EXERCISE OBJECTIVE:
Take every line from the listing below that contains "pants".

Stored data
####################
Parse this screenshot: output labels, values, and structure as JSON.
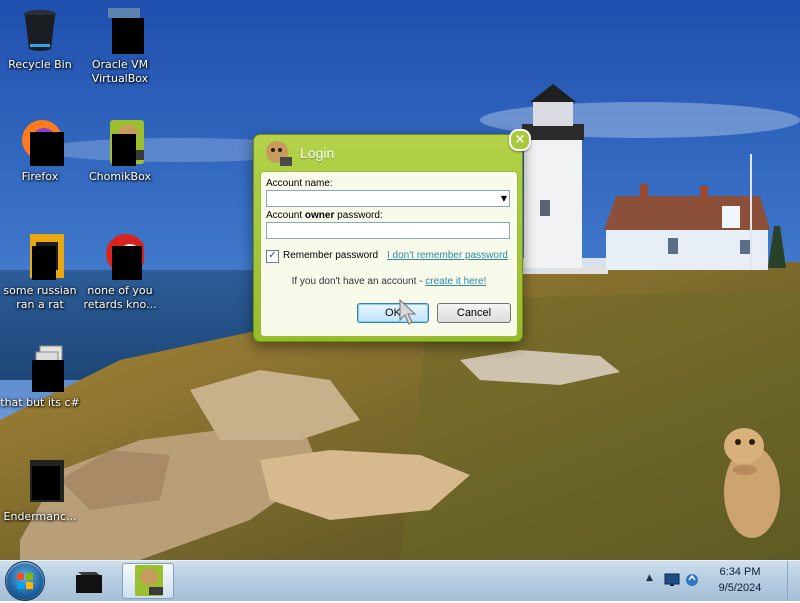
{
  "desktop": {
    "icons": [
      {
        "label": "Recycle Bin"
      },
      {
        "label": "Oracle VM VirtualBox"
      },
      {
        "label": "Firefox"
      },
      {
        "label": "ChomikBox"
      },
      {
        "label": "some russian ran a rat"
      },
      {
        "label": "none of you retards kno..."
      },
      {
        "label": "that but its c#"
      },
      {
        "label": "Endermanc..."
      }
    ]
  },
  "login_dialog": {
    "title": "Login",
    "close_glyph": "×",
    "account_name_label": "Account name:",
    "account_name_value": "",
    "password_label_prefix": "Account ",
    "password_label_bold": "owner",
    "password_label_suffix": " password:",
    "password_value": "",
    "remember_label": "Remember password",
    "remember_checked": true,
    "forgot_link": "I don't remember password",
    "no_account_text": "If you don't have an account - ",
    "create_link": "create it here!",
    "ok_label": "OK",
    "cancel_label": "Cancel"
  },
  "taskbar": {
    "time": "6:34 PM",
    "date": "9/5/2024",
    "tray_icons": [
      "chevron-up-icon",
      "monitor-icon",
      "network-icon"
    ],
    "pinned": [
      "start-orb",
      "virtualbox-icon",
      "chomikbox-icon"
    ]
  },
  "colors": {
    "dialog_green": "#a5c930",
    "taskbar": "#bcd2e6",
    "link": "#2b8aa8"
  }
}
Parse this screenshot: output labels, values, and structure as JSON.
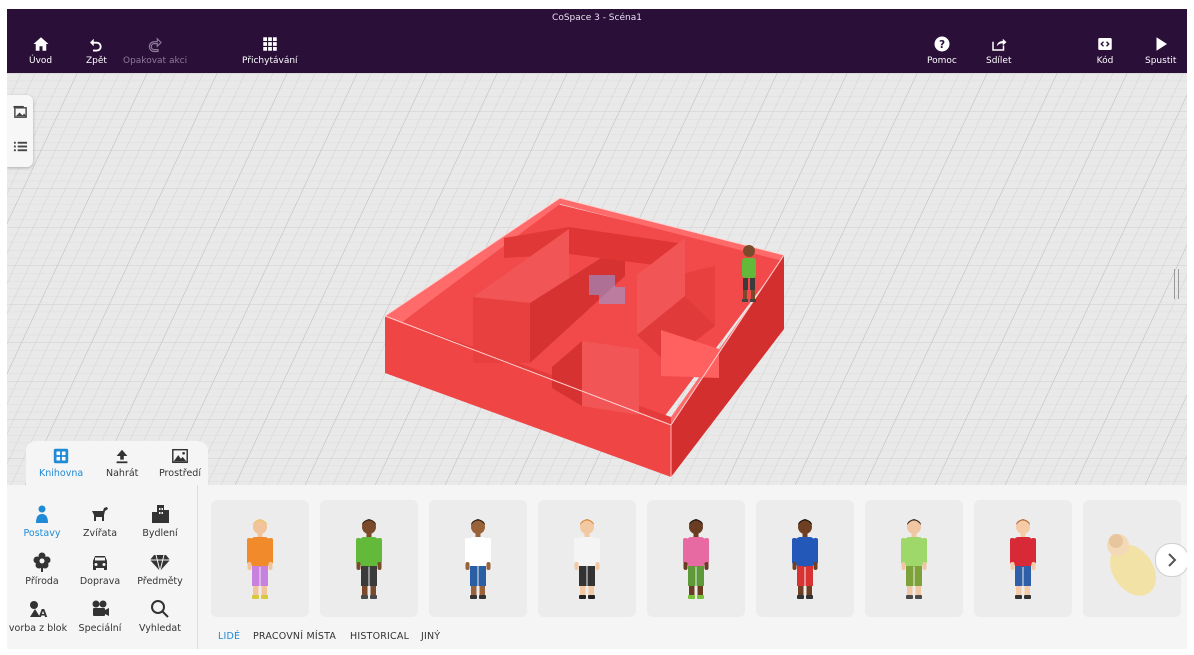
{
  "window_title": "CoSpace 3 - Scéna1",
  "toolbar": {
    "home": "Úvod",
    "undo": "Zpět",
    "redo": "Opakovat akci",
    "snap": "Přichytávání",
    "help": "Pomoc",
    "share": "Sdílet",
    "code": "Kód",
    "run": "Spustit"
  },
  "library_tabs": [
    {
      "label": "Knihovna",
      "icon": "library-icon",
      "active": true
    },
    {
      "label": "Nahrát",
      "icon": "upload-icon",
      "active": false
    },
    {
      "label": "Prostředí",
      "icon": "environment-icon",
      "active": false
    }
  ],
  "categories": [
    {
      "label": "Postavy",
      "icon": "person-icon",
      "active": true
    },
    {
      "label": "Zvířata",
      "icon": "dog-icon",
      "active": false
    },
    {
      "label": "Bydlení",
      "icon": "buildings-icon",
      "active": false
    },
    {
      "label": "Příroda",
      "icon": "flower-icon",
      "active": false
    },
    {
      "label": "Doprava",
      "icon": "car-icon",
      "active": false
    },
    {
      "label": "Předměty",
      "icon": "gem-icon",
      "active": false
    },
    {
      "label": "vorba z blok",
      "icon": "build-blocks-icon",
      "active": false
    },
    {
      "label": "Speciální",
      "icon": "camera-icon",
      "active": false
    },
    {
      "label": "Vyhledat",
      "icon": "search-icon",
      "active": false
    }
  ],
  "characters": [
    {
      "name": "character-1",
      "skin": "#f2c49c",
      "hair": "#e7c96a",
      "shirt": "#f08a2a",
      "pants": "#c981e0",
      "shoes": "#d9c93a"
    },
    {
      "name": "character-2",
      "skin": "#7a4a2a",
      "hair": "#3a2316",
      "shirt": "#63b93a",
      "pants": "#3b3b3b",
      "shoes": "#4a4a4a"
    },
    {
      "name": "character-3",
      "skin": "#9a6239",
      "hair": "#2b1d14",
      "shirt": "#ffffff",
      "pants": "#2b5fa3",
      "shoes": "#333333"
    },
    {
      "name": "character-4",
      "skin": "#f3c9a4",
      "hair": "#d8893a",
      "shirt": "#f4f4f4",
      "pants": "#333333",
      "shoes": "#222222"
    },
    {
      "name": "character-5",
      "skin": "#6a3d22",
      "hair": "#1e1410",
      "shirt": "#e86aa2",
      "pants": "#5f9a3a",
      "shoes": "#7ac13a"
    },
    {
      "name": "character-6",
      "skin": "#6e3f22",
      "hair": "#1e1410",
      "shirt": "#2357b8",
      "pants": "#d83232",
      "shoes": "#333333"
    },
    {
      "name": "character-7",
      "skin": "#f0c7a2",
      "hair": "#3a2a1e",
      "shirt": "#9fd86a",
      "pants": "#7ea23a",
      "shoes": "#4a4a4a"
    },
    {
      "name": "character-8",
      "skin": "#f4cba6",
      "hair": "#b36a3a",
      "shirt": "#d82a36",
      "pants": "#2f5fa8",
      "shoes": "#333333"
    },
    {
      "name": "character-9-baby",
      "skin": "#f3d9b8",
      "hair": "#e0b88a",
      "shirt": "#f3e2a6",
      "pants": "#f3e2a6",
      "shoes": "#f3e2a6"
    }
  ],
  "subtabs": [
    {
      "label": "LIDÉ",
      "active": true
    },
    {
      "label": "PRACOVNÍ MÍSTA",
      "active": false
    },
    {
      "label": "HISTORICAL",
      "active": false
    },
    {
      "label": "JINÝ",
      "active": false
    }
  ],
  "colors": {
    "topbar": "#2a0f38",
    "accent": "#1f8ad6",
    "maze": "#f24a4a"
  }
}
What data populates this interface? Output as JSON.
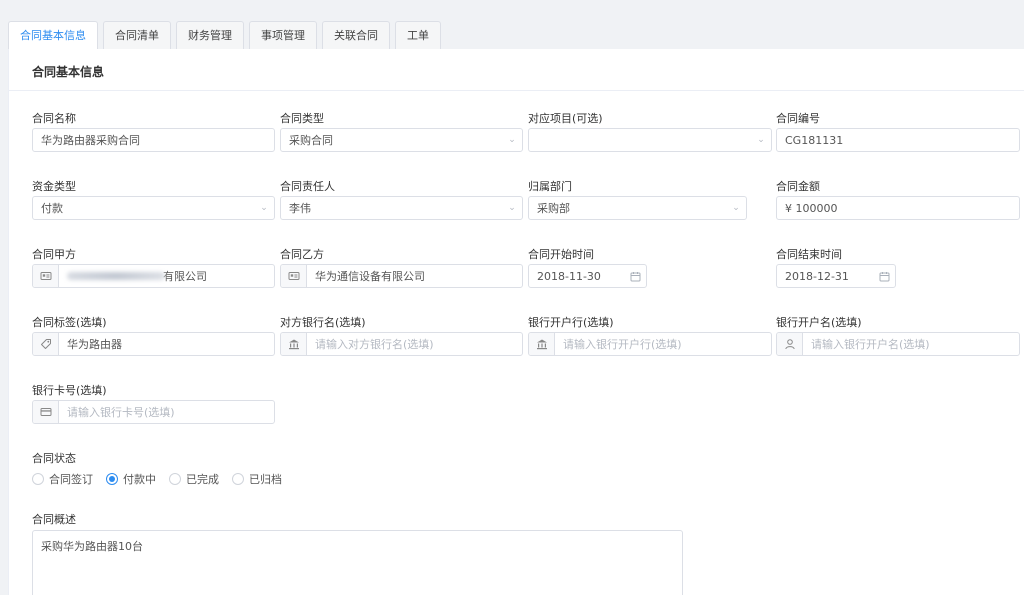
{
  "tabs": [
    {
      "label": "合同基本信息",
      "active": true
    },
    {
      "label": "合同清单",
      "active": false
    },
    {
      "label": "财务管理",
      "active": false
    },
    {
      "label": "事项管理",
      "active": false
    },
    {
      "label": "关联合同",
      "active": false
    },
    {
      "label": "工单",
      "active": false
    }
  ],
  "panel": {
    "title": "合同基本信息"
  },
  "fields": {
    "contract_name": {
      "label": "合同名称",
      "value": "华为路由器采购合同"
    },
    "contract_type": {
      "label": "合同类型",
      "value": "采购合同"
    },
    "project": {
      "label": "对应项目(可选)",
      "value": ""
    },
    "contract_no": {
      "label": "合同编号",
      "value": "CG181131"
    },
    "fund_type": {
      "label": "资金类型",
      "value": "付款"
    },
    "owner": {
      "label": "合同责任人",
      "value": "李伟"
    },
    "department": {
      "label": "归属部门",
      "value": "采购部"
    },
    "amount": {
      "label": "合同金额",
      "value": "¥ 100000"
    },
    "party_a": {
      "label": "合同甲方",
      "value_suffix": "有限公司"
    },
    "party_b": {
      "label": "合同乙方",
      "value": "华为通信设备有限公司"
    },
    "start_date": {
      "label": "合同开始时间",
      "value": "2018-11-30"
    },
    "end_date": {
      "label": "合同结束时间",
      "value": "2018-12-31"
    },
    "tag": {
      "label": "合同标签(选填)",
      "value": "华为路由器"
    },
    "bank_name": {
      "label": "对方银行名(选填)",
      "placeholder": "请输入对方银行名(选填)"
    },
    "bank_branch": {
      "label": "银行开户行(选填)",
      "placeholder": "请输入银行开户行(选填)"
    },
    "account_name": {
      "label": "银行开户名(选填)",
      "placeholder": "请输入银行开户名(选填)"
    },
    "card_no": {
      "label": "银行卡号(选填)",
      "placeholder": "请输入银行卡号(选填)"
    }
  },
  "status": {
    "label": "合同状态",
    "options": [
      "合同签订",
      "付款中",
      "已完成",
      "已归档"
    ],
    "selected": "付款中"
  },
  "summary": {
    "label": "合同概述",
    "value": "采购华为路由器10台"
  },
  "colors": {
    "accent": "#2d8cf0",
    "border": "#dcdfe6",
    "background": "#f0f2f5"
  }
}
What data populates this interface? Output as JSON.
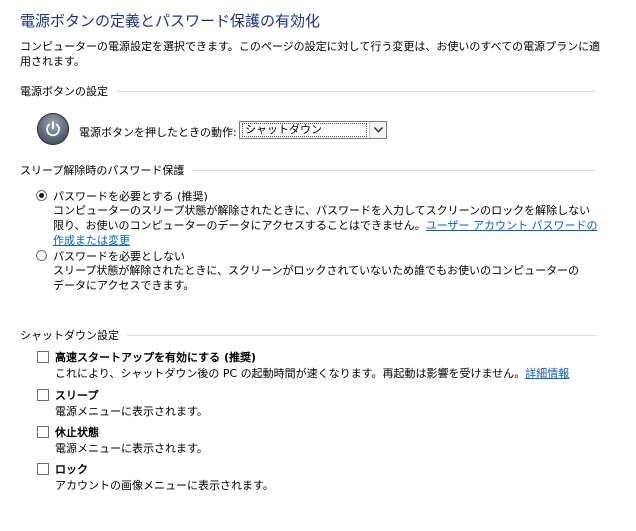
{
  "header": {
    "title": "電源ボタンの定義とパスワード保護の有効化",
    "intro": "コンピューターの電源設定を選択できます。このページの設定に対して行う変更は、お使いのすべての電源プランに適用されます。"
  },
  "power_button": {
    "section_label": "電源ボタンの設定",
    "action_label": "電源ボタンを押したときの動作:",
    "selected_value": "シャットダウン"
  },
  "wake_password": {
    "section_label": "スリープ解除時のパスワード保護",
    "options": [
      {
        "label": "パスワードを必要とする (推奨)",
        "selected": true,
        "desc": "コンピューターのスリープ状態が解除されたときに、パスワードを入力してスクリーンのロックを解除しない限り、お使いのコンピューターのデータにアクセスすることはできません。",
        "link": "ユーザー アカウント パスワードの作成または変更"
      },
      {
        "label": "パスワードを必要としない",
        "selected": false,
        "desc": "スリープ状態が解除されたときに、スクリーンがロックされていないため誰でもお使いのコンピューターのデータにアクセスできます。"
      }
    ]
  },
  "shutdown": {
    "section_label": "シャットダウン設定",
    "options": [
      {
        "label": "高速スタートアップを有効にする (推奨)",
        "checked": false,
        "desc": "これにより、シャットダウン後の PC の起動時間が速くなります。再起動は影響を受けません。",
        "link": "詳細情報"
      },
      {
        "label": "スリープ",
        "checked": false,
        "desc": "電源メニューに表示されます。"
      },
      {
        "label": "休止状態",
        "checked": false,
        "desc": "電源メニューに表示されます。"
      },
      {
        "label": "ロック",
        "checked": false,
        "desc": "アカウントの画像メニューに表示されます。"
      }
    ]
  },
  "icons": {
    "power": "power-icon",
    "dropdown": "chevron-down-icon"
  }
}
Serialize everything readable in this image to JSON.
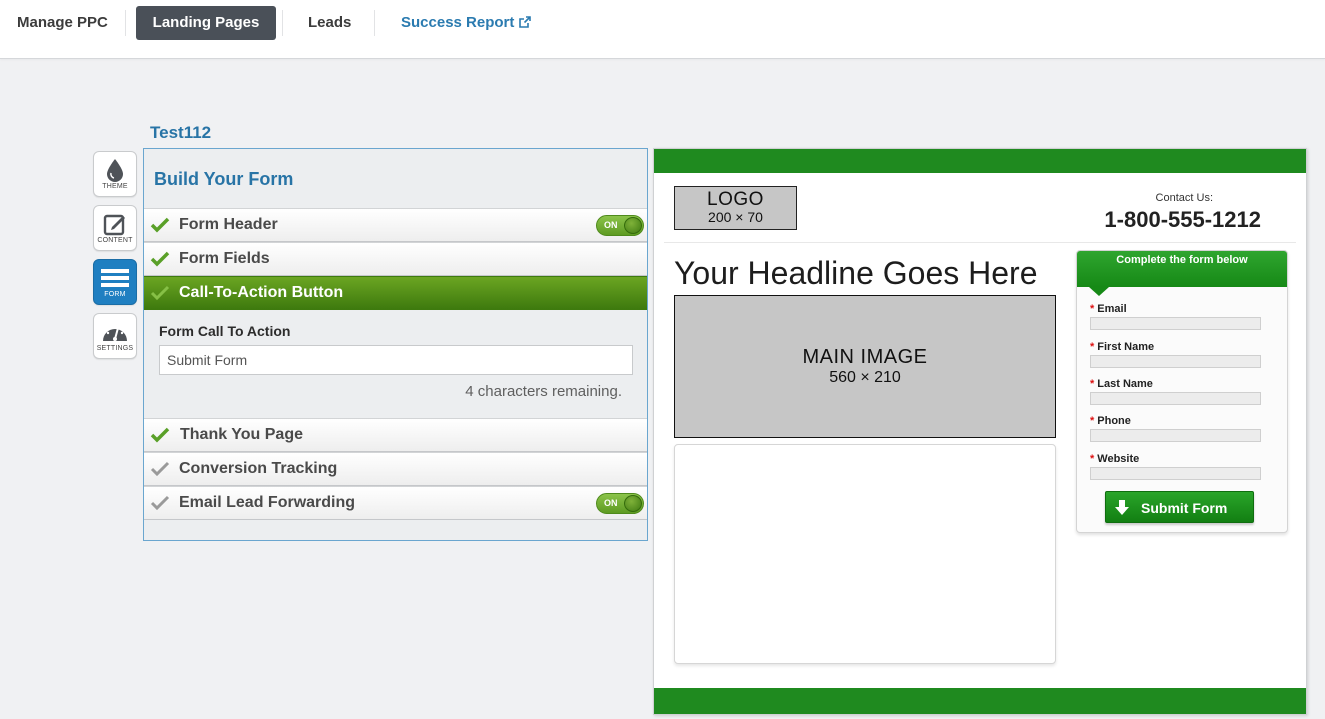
{
  "nav": {
    "items": [
      {
        "label": "Manage PPC"
      },
      {
        "label": "Landing Pages"
      },
      {
        "label": "Leads"
      },
      {
        "label": "Success Report"
      }
    ]
  },
  "project": {
    "title": "Test112"
  },
  "tools": [
    {
      "label": "THEME",
      "icon": "droplet-icon"
    },
    {
      "label": "CONTENT",
      "icon": "edit-icon"
    },
    {
      "label": "FORM",
      "icon": "list-icon"
    },
    {
      "label": "SETTINGS",
      "icon": "gauge-icon"
    }
  ],
  "builder": {
    "title": "Build Your Form",
    "sections": [
      {
        "label": "Form Header",
        "toggle": "ON"
      },
      {
        "label": "Form Fields"
      },
      {
        "label": "Call-To-Action Button"
      },
      {
        "label": "Thank You Page"
      },
      {
        "label": "Conversion Tracking"
      },
      {
        "label": "Email Lead Forwarding",
        "toggle": "ON"
      }
    ],
    "cta": {
      "field_label": "Form Call To Action",
      "value": "Submit Form",
      "remaining": "4 characters remaining."
    }
  },
  "preview": {
    "logo": {
      "label": "LOGO",
      "size": "200 × 70"
    },
    "contact_label": "Contact Us:",
    "phone": "1-800-555-1212",
    "headline": "Your Headline Goes Here",
    "main_image": {
      "label": "MAIN IMAGE",
      "size": "560 × 210"
    },
    "form": {
      "header": "Complete the form below",
      "fields": [
        "Email",
        "First Name",
        "Last Name",
        "Phone",
        "Website"
      ],
      "required_mark": "*",
      "submit_label": "Submit Form"
    }
  },
  "colors": {
    "accent_blue": "#2874a6",
    "active_nav": "#4a5058",
    "active_section_green": "#4e8c16",
    "preview_green": "#1f8a1f"
  }
}
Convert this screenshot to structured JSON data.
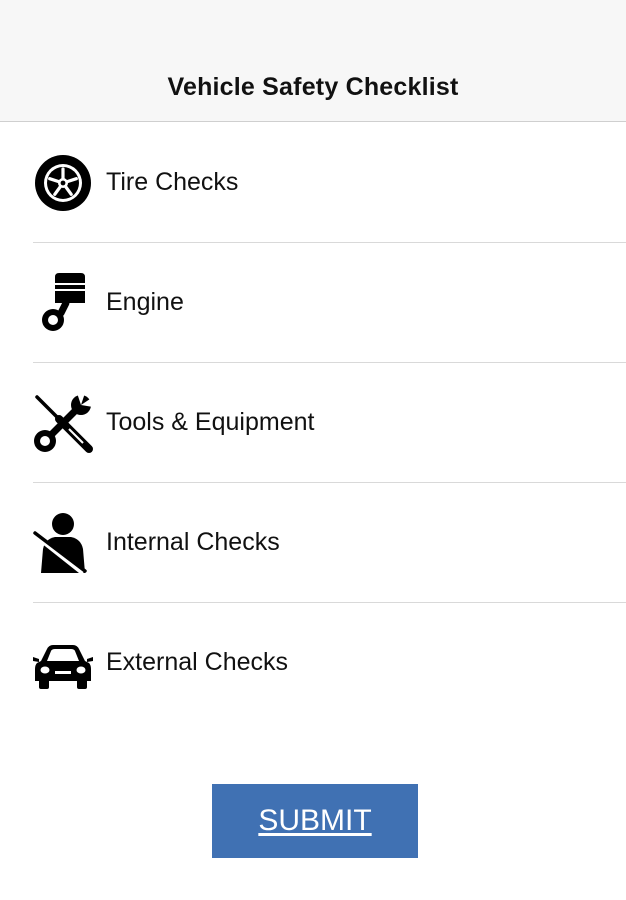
{
  "header": {
    "title": "Vehicle Safety Checklist"
  },
  "checklist": {
    "items": [
      {
        "label": "Tire Checks",
        "icon": "tire-icon"
      },
      {
        "label": "Engine",
        "icon": "engine-piston-icon"
      },
      {
        "label": "Tools & Equipment",
        "icon": "tools-icon"
      },
      {
        "label": "Internal Checks",
        "icon": "seatbelt-icon"
      },
      {
        "label": "External Checks",
        "icon": "car-icon"
      }
    ]
  },
  "actions": {
    "submit_label": "SUBMIT"
  },
  "colors": {
    "accent": "#4071b3",
    "nav_background": "#f7f7f7",
    "separator": "#d9d9d9"
  }
}
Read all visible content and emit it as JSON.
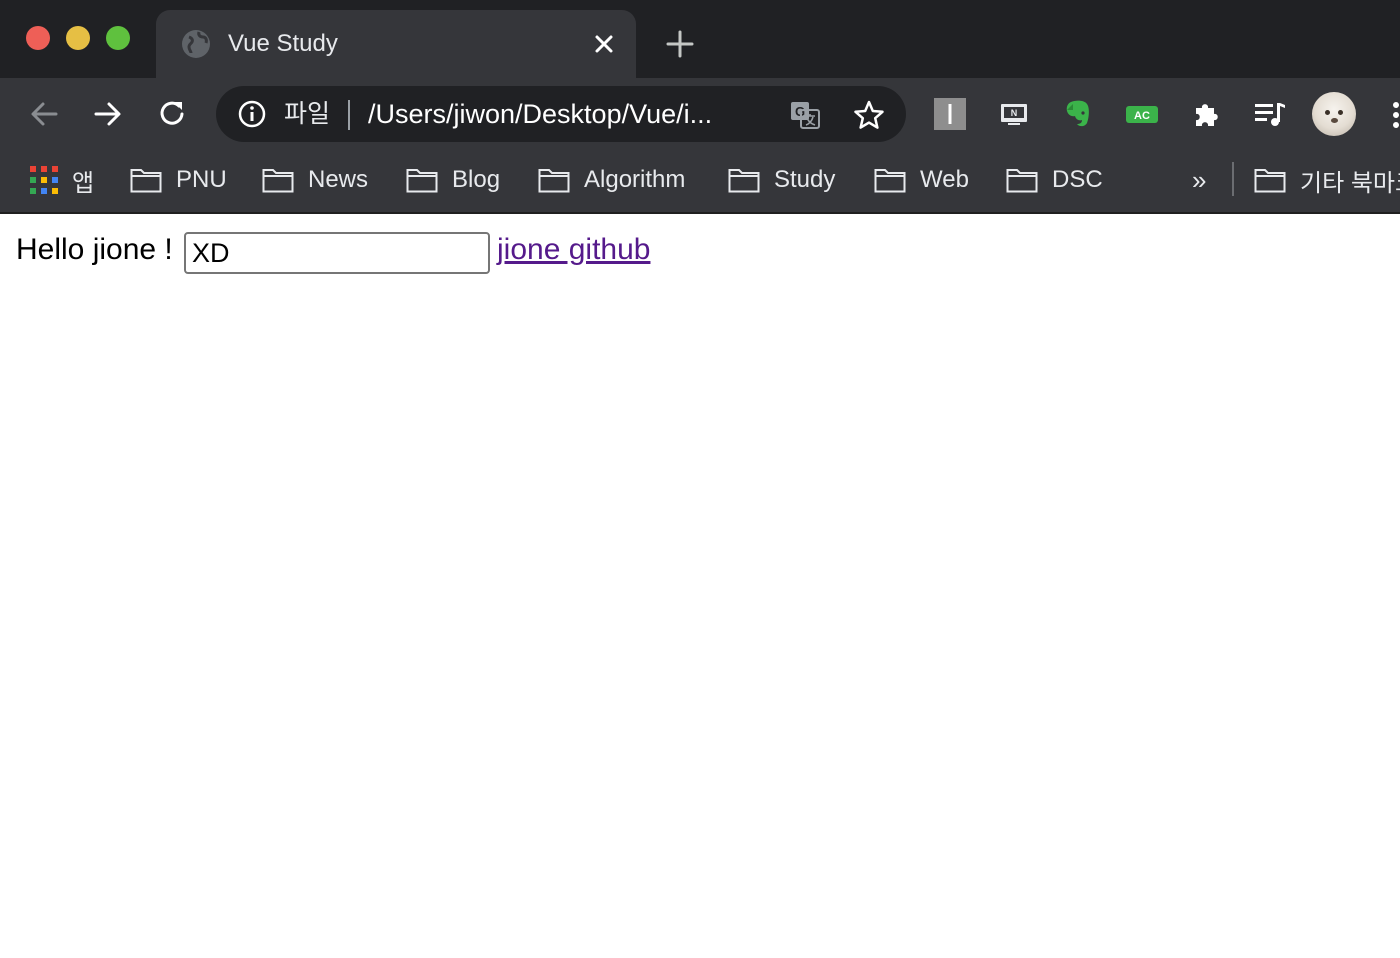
{
  "window": {
    "controls": [
      "close",
      "minimize",
      "maximize"
    ],
    "colors": {
      "close": "#ee5f57",
      "minimize": "#e6bf44",
      "maximize": "#5fc13e"
    }
  },
  "tab": {
    "title": "Vue Study",
    "favicon": "globe-icon"
  },
  "toolbar": {
    "address_scheme": "파일",
    "address_url": "/Users/jiwon/Desktop/Vue/i...",
    "icons": [
      "back-icon",
      "forward-icon",
      "reload-icon",
      "info-icon",
      "translate-icon",
      "star-icon"
    ],
    "extensions": [
      "instapaper-icon",
      "notion-clipper-icon",
      "evernote-icon",
      "ac-extension-icon",
      "puzzle-icon",
      "media-queue-icon"
    ],
    "ac_extension_label": "AC",
    "instapaper_label": "I",
    "notion_label": "N",
    "accent_green": "#3bb34a"
  },
  "bookmarks": {
    "apps_label": "앱",
    "items": [
      "PNU",
      "News",
      "Blog",
      "Algorithm",
      "Study",
      "Web",
      "DSC"
    ],
    "more_label": "»",
    "other_label": "기타 북마크"
  },
  "page": {
    "greeting": "Hello jione !",
    "input_value": "XD",
    "link_text": "jione github",
    "link_color": "#551a8b"
  }
}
####################
RIGHT ANSWER:
      "pants": "#c981e0",
      "pants": "#3b3b3b",
      "pants": "#2b5fa3",
      "pants": "#333333",
      "pants": "#5f9a3a",
      "pants": "#d83232",
      "pants": "#7ea23a",
      "pants": "#2f5fa8",
      "pants": "#f3e2a6",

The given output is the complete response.